Skip the pictures. Copy all the rest of the records down exactly.
** start **
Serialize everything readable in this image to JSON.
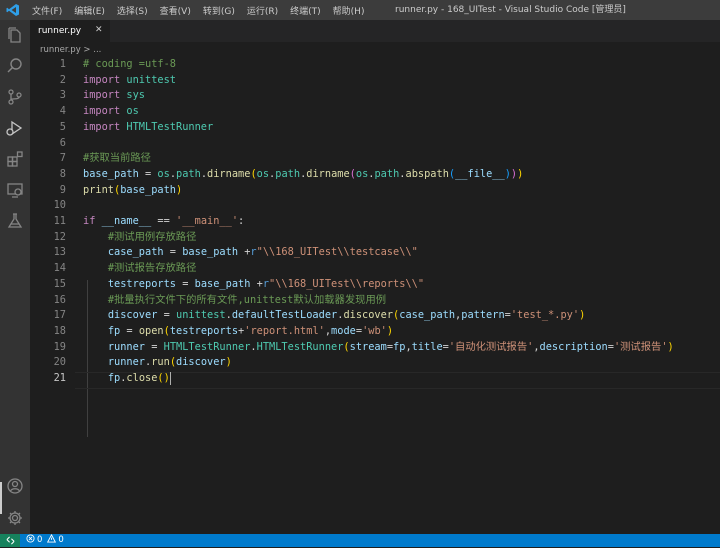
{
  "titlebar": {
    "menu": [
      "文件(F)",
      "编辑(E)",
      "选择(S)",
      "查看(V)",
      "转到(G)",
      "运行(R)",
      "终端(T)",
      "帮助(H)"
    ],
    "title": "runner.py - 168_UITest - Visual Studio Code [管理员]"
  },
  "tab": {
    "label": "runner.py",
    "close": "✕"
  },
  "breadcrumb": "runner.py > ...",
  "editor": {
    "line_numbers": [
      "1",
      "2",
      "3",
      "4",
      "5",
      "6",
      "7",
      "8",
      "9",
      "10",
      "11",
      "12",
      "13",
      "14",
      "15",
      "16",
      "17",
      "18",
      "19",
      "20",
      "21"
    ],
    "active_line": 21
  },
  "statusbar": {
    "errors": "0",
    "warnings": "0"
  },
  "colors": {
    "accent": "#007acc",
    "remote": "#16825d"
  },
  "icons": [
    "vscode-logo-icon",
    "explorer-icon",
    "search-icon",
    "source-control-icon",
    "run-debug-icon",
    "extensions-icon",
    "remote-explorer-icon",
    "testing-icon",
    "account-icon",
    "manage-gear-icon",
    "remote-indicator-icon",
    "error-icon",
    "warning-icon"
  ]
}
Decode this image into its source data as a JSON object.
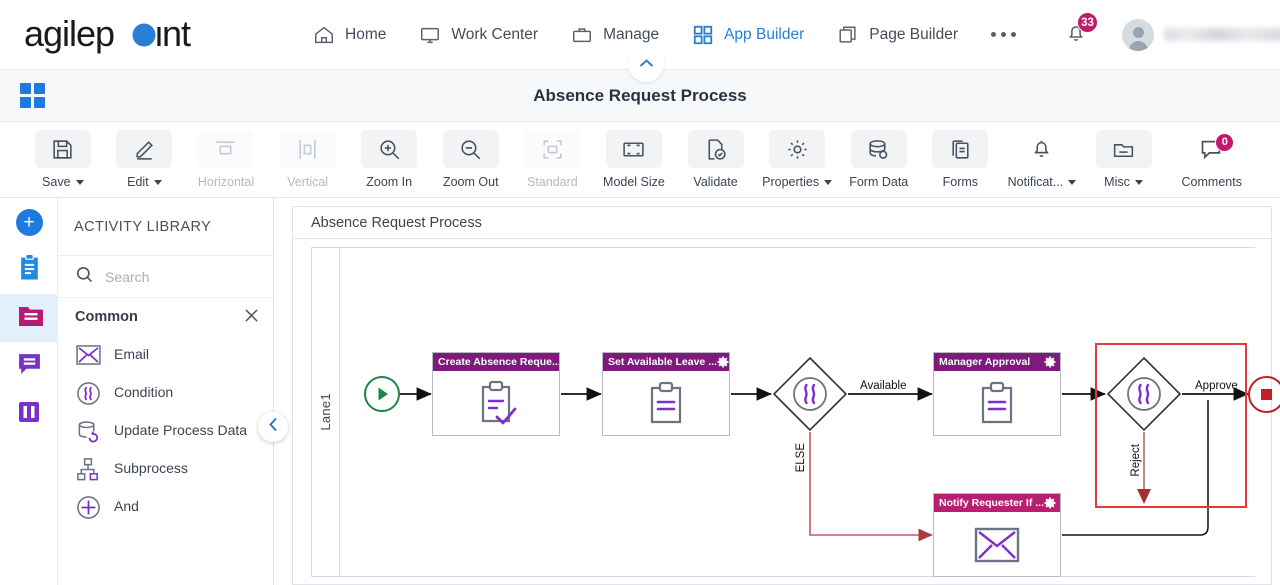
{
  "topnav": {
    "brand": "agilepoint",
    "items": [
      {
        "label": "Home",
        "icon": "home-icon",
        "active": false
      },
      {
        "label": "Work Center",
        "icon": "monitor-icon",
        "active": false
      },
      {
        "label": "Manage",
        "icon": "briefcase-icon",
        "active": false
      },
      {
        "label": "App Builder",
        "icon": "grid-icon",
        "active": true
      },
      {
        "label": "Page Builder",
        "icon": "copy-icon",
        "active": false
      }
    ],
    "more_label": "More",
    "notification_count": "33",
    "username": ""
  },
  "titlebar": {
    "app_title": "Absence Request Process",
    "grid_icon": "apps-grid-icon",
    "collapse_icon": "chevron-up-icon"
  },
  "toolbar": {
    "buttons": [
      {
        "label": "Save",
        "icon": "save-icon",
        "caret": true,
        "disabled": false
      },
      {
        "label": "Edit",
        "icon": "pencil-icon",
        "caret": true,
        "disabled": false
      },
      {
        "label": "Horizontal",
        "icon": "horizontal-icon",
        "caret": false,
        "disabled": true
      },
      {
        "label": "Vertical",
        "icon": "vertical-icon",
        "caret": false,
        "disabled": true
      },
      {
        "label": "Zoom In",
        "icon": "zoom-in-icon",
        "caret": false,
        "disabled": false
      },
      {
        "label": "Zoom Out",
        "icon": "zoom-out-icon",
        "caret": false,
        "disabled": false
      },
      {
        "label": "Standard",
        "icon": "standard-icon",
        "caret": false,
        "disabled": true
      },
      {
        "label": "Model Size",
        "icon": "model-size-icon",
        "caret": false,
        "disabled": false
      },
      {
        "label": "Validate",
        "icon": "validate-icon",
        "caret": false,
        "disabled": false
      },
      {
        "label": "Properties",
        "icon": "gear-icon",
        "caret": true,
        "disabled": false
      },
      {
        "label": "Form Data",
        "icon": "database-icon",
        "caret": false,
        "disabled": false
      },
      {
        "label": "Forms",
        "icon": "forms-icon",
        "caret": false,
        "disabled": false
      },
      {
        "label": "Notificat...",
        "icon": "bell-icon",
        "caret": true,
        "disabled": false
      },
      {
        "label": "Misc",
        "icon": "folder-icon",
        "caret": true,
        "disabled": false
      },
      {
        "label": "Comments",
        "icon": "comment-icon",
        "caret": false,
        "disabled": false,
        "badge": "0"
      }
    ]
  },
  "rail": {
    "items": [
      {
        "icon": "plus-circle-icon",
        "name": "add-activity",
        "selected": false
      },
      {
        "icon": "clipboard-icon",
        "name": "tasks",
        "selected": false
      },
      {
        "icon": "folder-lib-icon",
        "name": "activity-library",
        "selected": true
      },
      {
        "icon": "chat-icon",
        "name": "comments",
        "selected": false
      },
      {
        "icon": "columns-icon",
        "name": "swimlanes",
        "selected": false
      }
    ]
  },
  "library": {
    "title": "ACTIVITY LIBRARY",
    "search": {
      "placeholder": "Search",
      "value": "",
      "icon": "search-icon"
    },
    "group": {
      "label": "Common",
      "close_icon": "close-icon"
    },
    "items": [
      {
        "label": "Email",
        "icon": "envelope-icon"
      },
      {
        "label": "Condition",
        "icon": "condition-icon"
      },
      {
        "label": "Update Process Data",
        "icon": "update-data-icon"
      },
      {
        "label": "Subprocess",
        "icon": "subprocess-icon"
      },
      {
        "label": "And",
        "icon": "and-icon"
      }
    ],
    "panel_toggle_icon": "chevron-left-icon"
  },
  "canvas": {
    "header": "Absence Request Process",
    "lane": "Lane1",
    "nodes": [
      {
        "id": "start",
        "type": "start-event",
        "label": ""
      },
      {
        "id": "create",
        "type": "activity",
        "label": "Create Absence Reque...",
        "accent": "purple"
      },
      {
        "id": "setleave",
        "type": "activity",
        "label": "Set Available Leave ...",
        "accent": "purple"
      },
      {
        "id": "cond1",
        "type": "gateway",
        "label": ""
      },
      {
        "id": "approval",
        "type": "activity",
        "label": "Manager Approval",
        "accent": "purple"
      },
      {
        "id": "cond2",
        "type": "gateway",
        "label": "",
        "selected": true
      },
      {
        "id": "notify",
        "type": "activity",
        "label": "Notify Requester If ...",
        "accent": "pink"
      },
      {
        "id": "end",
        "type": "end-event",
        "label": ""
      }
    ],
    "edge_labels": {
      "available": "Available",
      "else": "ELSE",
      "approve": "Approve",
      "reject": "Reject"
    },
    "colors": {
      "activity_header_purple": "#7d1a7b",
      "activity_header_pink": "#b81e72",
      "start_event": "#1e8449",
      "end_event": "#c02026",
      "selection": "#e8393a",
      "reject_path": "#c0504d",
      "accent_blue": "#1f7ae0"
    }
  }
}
** end **
Final result:
Serialize everything readable in this image to JSON.
{
  "titlebar": {
    "menu": [
      "文件(F)",
      "编辑(E)",
      "选择(S)",
      "查看(V)",
      "转到(G)",
      "运行(R)",
      "终端(T)",
      "帮助(H)"
    ],
    "title": "runner.py - 168_UITest - Visual Studio Code [管理员]"
  },
  "tab": {
    "label": "runner.py",
    "close": "✕"
  },
  "breadcrumb": "runner.py > ...",
  "editor": {
    "line_numbers": [
      "1",
      "2",
      "3",
      "4",
      "5",
      "6",
      "7",
      "8",
      "9",
      "10",
      "11",
      "12",
      "13",
      "14",
      "15",
      "16",
      "17",
      "18",
      "19",
      "20",
      "21"
    ],
    "active_line": 21
  },
  "statusbar": {
    "errors": "0",
    "warnings": "0"
  },
  "colors": {
    "accent": "#007acc",
    "remote": "#16825d"
  },
  "icons": [
    "vscode-logo-icon",
    "explorer-icon",
    "search-icon",
    "source-control-icon",
    "run-debug-icon",
    "extensions-icon",
    "remote-explorer-icon",
    "testing-icon",
    "account-icon",
    "manage-gear-icon",
    "remote-indicator-icon",
    "error-icon",
    "warning-icon"
  ]
}
Decode this image into its source data as a JSON object.
{
  "topnav": {
    "brand": "agilepoint",
    "items": [
      {
        "label": "Home",
        "icon": "home-icon",
        "active": false
      },
      {
        "label": "Work Center",
        "icon": "monitor-icon",
        "active": false
      },
      {
        "label": "Manage",
        "icon": "briefcase-icon",
        "active": false
      },
      {
        "label": "App Builder",
        "icon": "grid-icon",
        "active": true
      },
      {
        "label": "Page Builder",
        "icon": "copy-icon",
        "active": false
      }
    ],
    "more_label": "More",
    "notification_count": "33",
    "username": ""
  },
  "titlebar": {
    "app_title": "Absence Request Process",
    "grid_icon": "apps-grid-icon",
    "collapse_icon": "chevron-up-icon"
  },
  "toolbar": {
    "buttons": [
      {
        "label": "Save",
        "icon": "save-icon",
        "caret": true,
        "disabled": false
      },
      {
        "label": "Edit",
        "icon": "pencil-icon",
        "caret": true,
        "disabled": false
      },
      {
        "label": "Horizontal",
        "icon": "horizontal-icon",
        "caret": false,
        "disabled": true
      },
      {
        "label": "Vertical",
        "icon": "vertical-icon",
        "caret": false,
        "disabled": true
      },
      {
        "label": "Zoom In",
        "icon": "zoom-in-icon",
        "caret": false,
        "disabled": false
      },
      {
        "label": "Zoom Out",
        "icon": "zoom-out-icon",
        "caret": false,
        "disabled": false
      },
      {
        "label": "Standard",
        "icon": "standard-icon",
        "caret": false,
        "disabled": true
      },
      {
        "label": "Model Size",
        "icon": "model-size-icon",
        "caret": false,
        "disabled": false
      },
      {
        "label": "Validate",
        "icon": "validate-icon",
        "caret": false,
        "disabled": false
      },
      {
        "label": "Properties",
        "icon": "gear-icon",
        "caret": true,
        "disabled": false
      },
      {
        "label": "Form Data",
        "icon": "database-icon",
        "caret": false,
        "disabled": false
      },
      {
        "label": "Forms",
        "icon": "forms-icon",
        "caret": false,
        "disabled": false
      },
      {
        "label": "Notificat...",
        "icon": "bell-icon",
        "caret": true,
        "disabled": false
      },
      {
        "label": "Misc",
        "icon": "folder-icon",
        "caret": true,
        "disabled": false
      },
      {
        "label": "Comments",
        "icon": "comment-icon",
        "caret": false,
        "disabled": false,
        "badge": "0"
      }
    ]
  },
  "rail": {
    "items": [
      {
        "icon": "plus-circle-icon",
        "name": "add-activity",
        "selected": false
      },
      {
        "icon": "clipboard-icon",
        "name": "tasks",
        "selected": false
      },
      {
        "icon": "folder-lib-icon",
        "name": "activity-library",
        "selected": true
      },
      {
        "icon": "chat-icon",
        "name": "comments",
        "selected": false
      },
      {
        "icon": "columns-icon",
        "name": "swimlanes",
        "selected": false
      }
    ]
  },
  "library": {
    "title": "ACTIVITY LIBRARY",
    "search": {
      "placeholder": "Search",
      "value": "",
      "icon": "search-icon"
    },
    "group": {
      "label": "Common",
      "close_icon": "close-icon"
    },
    "items": [
      {
        "label": "Email",
        "icon": "envelope-icon"
      },
      {
        "label": "Condition",
        "icon": "condition-icon"
      },
      {
        "label": "Update Process Data",
        "icon": "update-data-icon"
      },
      {
        "label": "Subprocess",
        "icon": "subprocess-icon"
      },
      {
        "label": "And",
        "icon": "and-icon"
      }
    ],
    "panel_toggle_icon": "chevron-left-icon"
  },
  "canvas": {
    "header": "Absence Request Process",
    "lane": "Lane1",
    "nodes": [
      {
        "id": "start",
        "type": "start-event",
        "label": ""
      },
      {
        "id": "create",
        "type": "activity",
        "label": "Create Absence Reque...",
        "accent": "purple"
      },
      {
        "id": "setleave",
        "type": "activity",
        "label": "Set Available Leave ...",
        "accent": "purple"
      },
      {
        "id": "cond1",
        "type": "gateway",
        "label": ""
      },
      {
        "id": "approval",
        "type": "activity",
        "label": "Manager Approval",
        "accent": "purple"
      },
      {
        "id": "cond2",
        "type": "gateway",
        "label": "",
        "selected": true
      },
      {
        "id": "notify",
        "type": "activity",
        "label": "Notify Requester If ...",
        "accent": "pink"
      },
      {
        "id": "end",
        "type": "end-event",
        "label": ""
      }
    ],
    "edge_labels": {
      "available": "Available",
      "else": "ELSE",
      "approve": "Approve",
      "reject": "Reject"
    },
    "colors": {
      "activity_header_purple": "#7d1a7b",
      "activity_header_pink": "#b81e72",
      "start_event": "#1e8449",
      "end_event": "#c02026",
      "selection": "#e8393a",
      "reject_path": "#c0504d",
      "accent_blue": "#1f7ae0"
    }
  }
}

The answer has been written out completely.